* _REQUIREMENT_
Copy every line that holds "valeur".

* _EXTRACTED MATERIAL_
________
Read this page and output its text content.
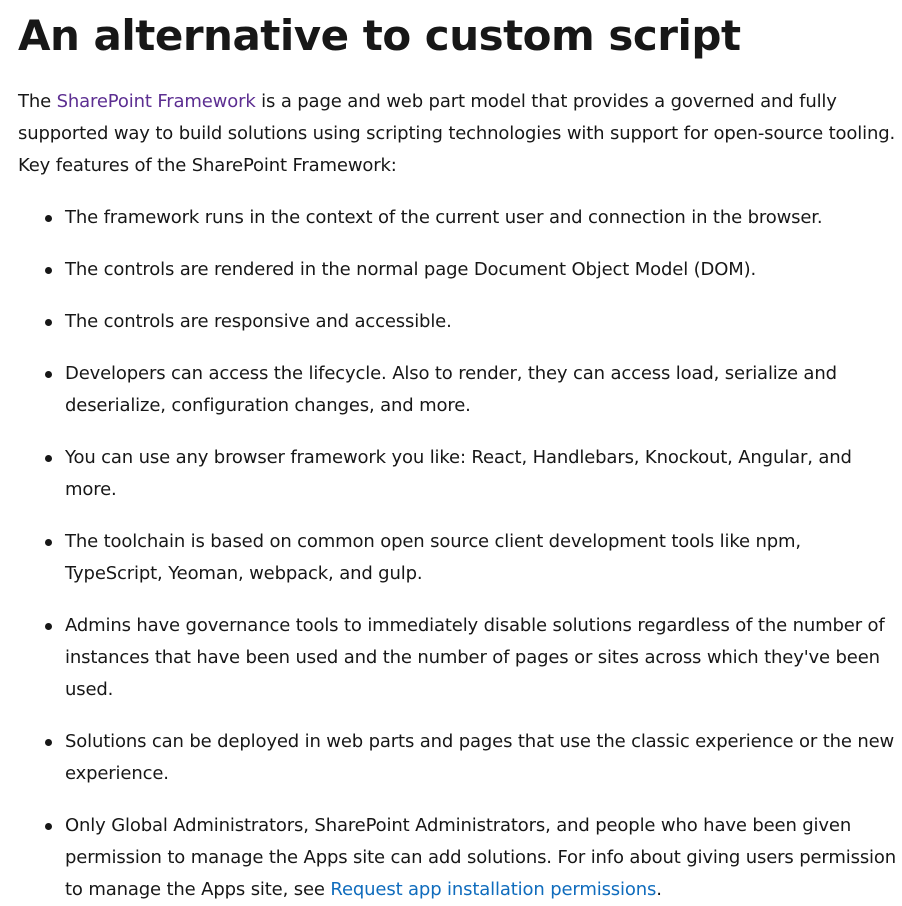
An alternative to custom script

The SharePoint Framework is a page and web part model that provides a governed and fully supported way to build solutions using scripting technologies with support for open-source tooling. Key features of the SharePoint Framework:

The framework runs in the context of the current user and connection in the browser.
The controls are rendered in the normal page Document Object Model (DOM).
The controls are responsive and accessible.
Developers can access the lifecycle. Also to render, they can access load, serialize and deserialize, configuration changes, and more.
You can use any browser framework you like: React, Handlebars, Knockout, Angular, and more.
The toolchain is based on common open source client development tools like npm, TypeScript, Yeoman, webpack, and gulp.
Admins have governance tools to immediately disable solutions regardless of the number of instances that have been used and the number of pages or sites across which they've been used.
Solutions can be deployed in web parts and pages that use the classic experience or the new experience.
Only Global Administrators, SharePoint Administrators, and people who have been given permission to manage the Apps site can add solutions. For info about giving users permission to manage the Apps site, see Request app installation permissions.
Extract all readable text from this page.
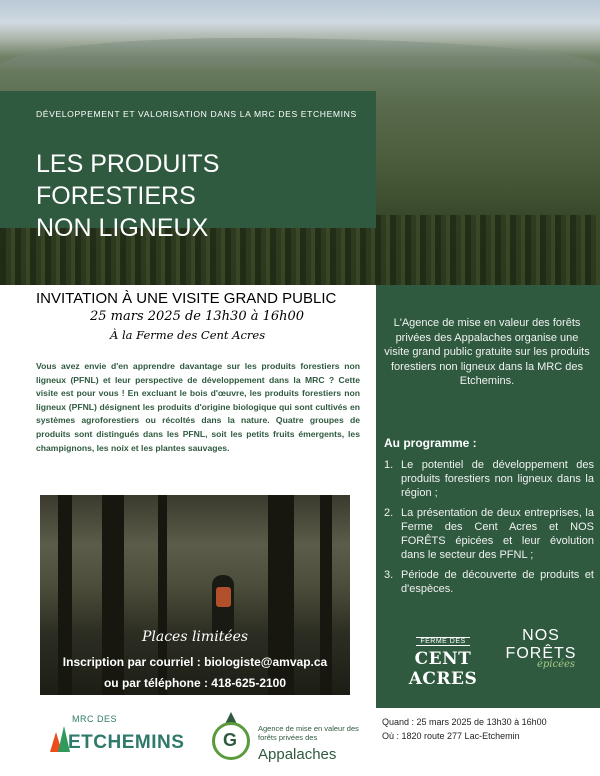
DÉVELOPPEMENT ET VALORISATION DANS LA MRC DES ETCHEMINS
LES PRODUITS FORESTIERS
NON LIGNEUX
INVITATION À UNE VISITE GRAND PUBLIC
25 mars 2025 de 13h30 à 16h00
À la Ferme des Cent Acres
Vous avez envie d'en apprendre davantage sur les produits forestiers non ligneux (PFNL) et leur perspective de développement dans la MRC ? Cette visite est pour vous ! En excluant le bois d'œuvre, les produits forestiers non ligneux (PFNL) désignent les produits d'origine biologique qui sont cultivés en systèmes agroforestiers ou récoltés dans la nature. Quatre groupes de produits sont distingués dans les PFNL, soit les petits fruits émergents, les champignons, les noix et les plantes sauvages.
Places limitées
Inscription par courriel : biologiste@amvap.ca
ou par téléphone : 418-625-2100
L'Agence de mise en valeur des forêts privées des Appalaches organise une visite grand public gratuite sur les produits forestiers non ligneux dans la MRC des Etchemins.
Au programme :
1. Le potentiel de développement des produits forestiers non ligneux dans la région ;
2. La présentation de deux entreprises, la Ferme des Cent Acres et NOS FORÊTS épicées et leur évolution dans le secteur des PFNL ;
3. Période de découverte de produits et d'espèces.
FERME DES
CENT ACRES
NOS
FORÊTS
épicées
MRC DES
ETCHEMINS G
Agence de mise en valeur des forêts privées des
Appalaches
Quand : 25 mars 2025 de 13h30 à 16h00
Où : 1820 route 277 Lac-Etchemin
________
* _EXERCISE OUTPUT_
L'Agence de mise en valeur des forêts privées des Appalaches organise une visite grand public gratuite sur les produits forestiers non ligneux dans la MRC des Etchemins.
Agence de mise en valeur des forêts privées des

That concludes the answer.